▶ [AVAILABLE DATA]
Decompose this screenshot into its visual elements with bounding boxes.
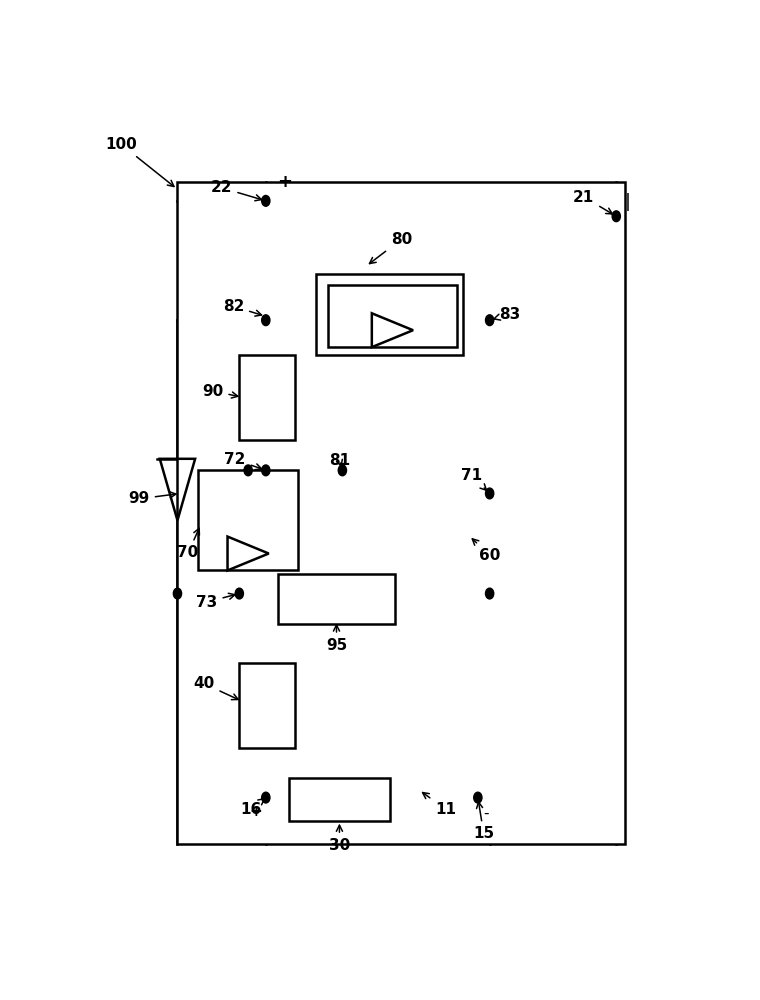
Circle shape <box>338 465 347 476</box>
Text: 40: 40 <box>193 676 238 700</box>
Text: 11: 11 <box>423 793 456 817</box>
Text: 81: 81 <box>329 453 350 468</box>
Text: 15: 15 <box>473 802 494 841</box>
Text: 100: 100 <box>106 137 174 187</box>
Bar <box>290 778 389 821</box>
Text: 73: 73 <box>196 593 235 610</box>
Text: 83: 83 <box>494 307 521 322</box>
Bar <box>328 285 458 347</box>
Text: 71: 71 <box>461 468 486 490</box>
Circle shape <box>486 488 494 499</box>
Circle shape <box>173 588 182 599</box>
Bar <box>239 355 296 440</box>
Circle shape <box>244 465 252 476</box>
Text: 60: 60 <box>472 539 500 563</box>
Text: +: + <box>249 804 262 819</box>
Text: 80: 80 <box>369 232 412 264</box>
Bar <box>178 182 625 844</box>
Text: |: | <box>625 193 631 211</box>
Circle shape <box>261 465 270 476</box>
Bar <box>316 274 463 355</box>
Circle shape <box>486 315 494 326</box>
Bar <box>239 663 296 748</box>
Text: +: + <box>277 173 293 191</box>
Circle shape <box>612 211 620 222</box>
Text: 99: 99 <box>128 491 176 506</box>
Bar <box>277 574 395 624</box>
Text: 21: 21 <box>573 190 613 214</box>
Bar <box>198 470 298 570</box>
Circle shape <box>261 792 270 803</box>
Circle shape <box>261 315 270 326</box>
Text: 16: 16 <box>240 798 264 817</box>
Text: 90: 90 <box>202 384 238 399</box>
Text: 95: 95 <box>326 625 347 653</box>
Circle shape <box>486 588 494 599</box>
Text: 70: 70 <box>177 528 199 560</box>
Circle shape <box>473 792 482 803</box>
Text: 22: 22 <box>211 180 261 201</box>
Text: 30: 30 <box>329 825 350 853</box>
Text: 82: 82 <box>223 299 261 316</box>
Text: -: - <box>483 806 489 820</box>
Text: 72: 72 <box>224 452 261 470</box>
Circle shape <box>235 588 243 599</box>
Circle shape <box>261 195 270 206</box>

* * *

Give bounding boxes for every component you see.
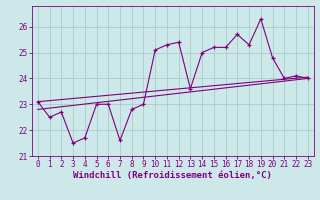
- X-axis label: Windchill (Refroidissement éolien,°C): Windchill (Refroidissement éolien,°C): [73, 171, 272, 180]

▶ [TASK REQUIREMENTS] Arrange the lines from the one containing "Decompose this screenshot" to the one containing "Circle shape <box>473 792 482 803</box>" as a numbered list. Include both of those lines, skip any blank lines, and leave out the pictures.

▶ [SOLUTION TO THIS TASK]
1. Decompose this screenshot into its visual elements with bounding boxes.
2. Circle shape <box>338 465 347 476</box>
3. Text: 40: 40 <box>193 676 238 700</box>
4. Text: 11: 11 <box>423 793 456 817</box>
5. Text: 81: 81 <box>329 453 350 468</box>
6. Text: 15: 15 <box>473 802 494 841</box>
7. Text: 100: 100 <box>106 137 174 187</box>
8. Bar <box>290 778 389 821</box>
9. Text: 73: 73 <box>196 593 235 610</box>
10. Text: 83: 83 <box>494 307 521 322</box>
11. Bar <box>328 285 458 347</box>
12. Text: 71: 71 <box>461 468 486 490</box>
13. Circle shape <box>486 488 494 499</box>
14. Circle shape <box>173 588 182 599</box>
15. Bar <box>239 355 296 440</box>
16. Circle shape <box>244 465 252 476</box>
17. Text: 60: 60 <box>472 539 500 563</box>
18. Text: +: + <box>249 804 262 819</box>
19. Text: 80: 80 <box>369 232 412 264</box>
20. Bar <box>178 182 625 844</box>
21. Text: |: | <box>625 193 631 211</box>
22. Circle shape <box>261 465 270 476</box>
23. Bar <box>316 274 463 355</box>
24. Circle shape <box>486 315 494 326</box>
25. Bar <box>239 663 296 748</box>
26. Text: +: + <box>277 173 293 191</box>
27. Circle shape <box>612 211 620 222</box>
28. Text: 99: 99 <box>128 491 176 506</box>
29. Bar <box>277 574 395 624</box>
30. Text: 21: 21 <box>573 190 613 214</box>
31. Bar <box>198 470 298 570</box>
32. Circle shape <box>261 792 270 803</box>
33. Circle shape <box>261 315 270 326</box>
34. Text: 16: 16 <box>240 798 264 817</box>
35. Text: 90: 90 <box>202 384 238 399</box>
36. Text: 95: 95 <box>326 625 347 653</box>
37. Circle shape <box>486 588 494 599</box>
38. Text: 70: 70 <box>177 528 199 560</box>
39. Circle shape <box>473 792 482 803</box>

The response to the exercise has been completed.